(Directions): Identify all lines in the listing that include the word "irreversible", and copy them out.

### Dataset

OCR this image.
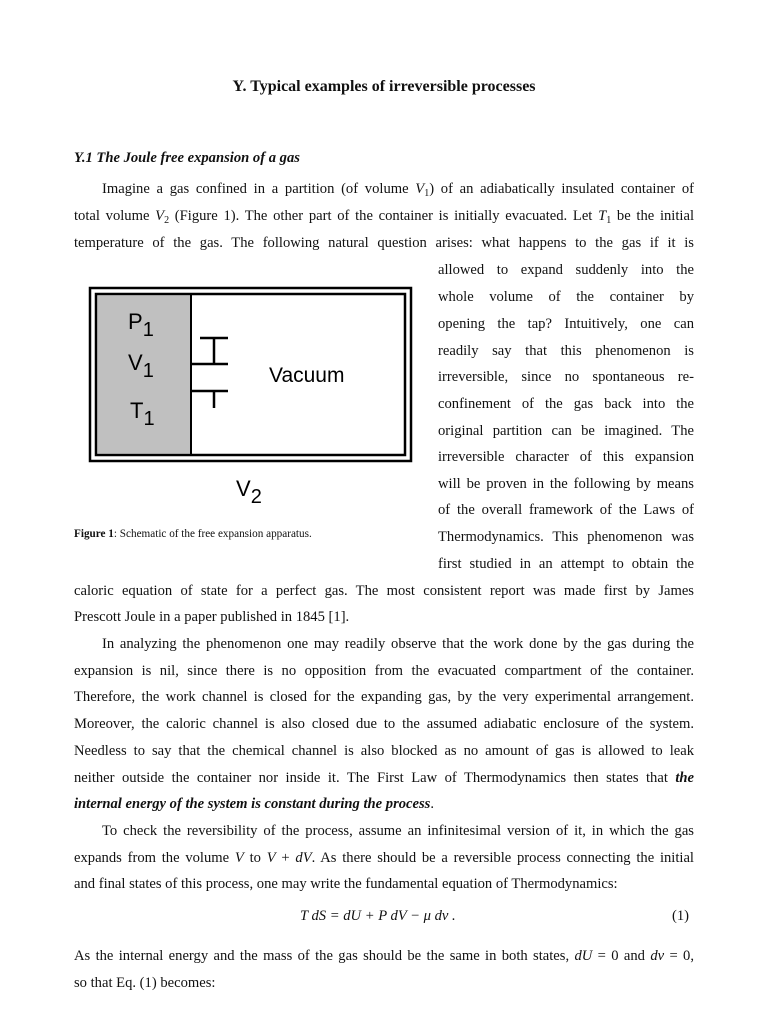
Y. Typical examples of irreversible processes
Y.1 The Joule free expansion of a gas
Imagine a gas confined in a partition (of volume $V_1$) of an adiabatically insulated container of
total volume $V_2$ (Figure 1). The other part of the container is initially evacuated. Let $T_1$ be the initial
temperature of the gas. The following natural question arises: what happens to the gas if it is
allowed to expand suddenly into the
whole volume of the container by
opening the tap? Intuitively, one can
readily say that this phenomenon is
irreversible, since no spontaneous re-
confinement of the gas back into the
original partition can be imagined. The
irreversible character of this expansion
will be proven in the following by means
of the overall framework of the Laws of
Thermodynamics. This phenomenon was
first studied in an attempt to obtain the
caloric equation of state for a perfect gas. The most consistent report was made first by James
Prescott Joule in a paper published in 1845 [1].
P1
V1
T1
Vacuum
V2
Figure 1: Schematic of the free expansion apparatus.
In analyzing the phenomenon one may readily observe that the work done by the gas during the
expansion is nil, since there is no opposition from the evacuated compartment of the container.
Therefore, the work channel is closed for the expanding gas, by the very experimental arrangement.
Moreover, the caloric channel is also closed due to the assumed adiabatic enclosure of the system.
Needless to say that the chemical channel is also blocked as no amount of gas is allowed to leak
neither outside the container nor inside it. The First Law of Thermodynamics then states that the
internal energy of the system is constant during the process.
To check the reversibility of the process, assume an infinitesimal version of it, in which the gas
expands from the volume V to V + dV. As there should be a reversible process connecting the initial
and final states of this process, one may write the fundamental equation of Thermodynamics:
T dS = dU + P dV − μ dν .	(1)
As the internal energy and the mass of the gas should be the same in both states, dU = 0 and dν = 0,
so that Eq. (1) becomes:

######

(Worked solution):
Y. Typical examples of irreversible processes
irreversible, since no spontaneous re-
irreversible character of this expansion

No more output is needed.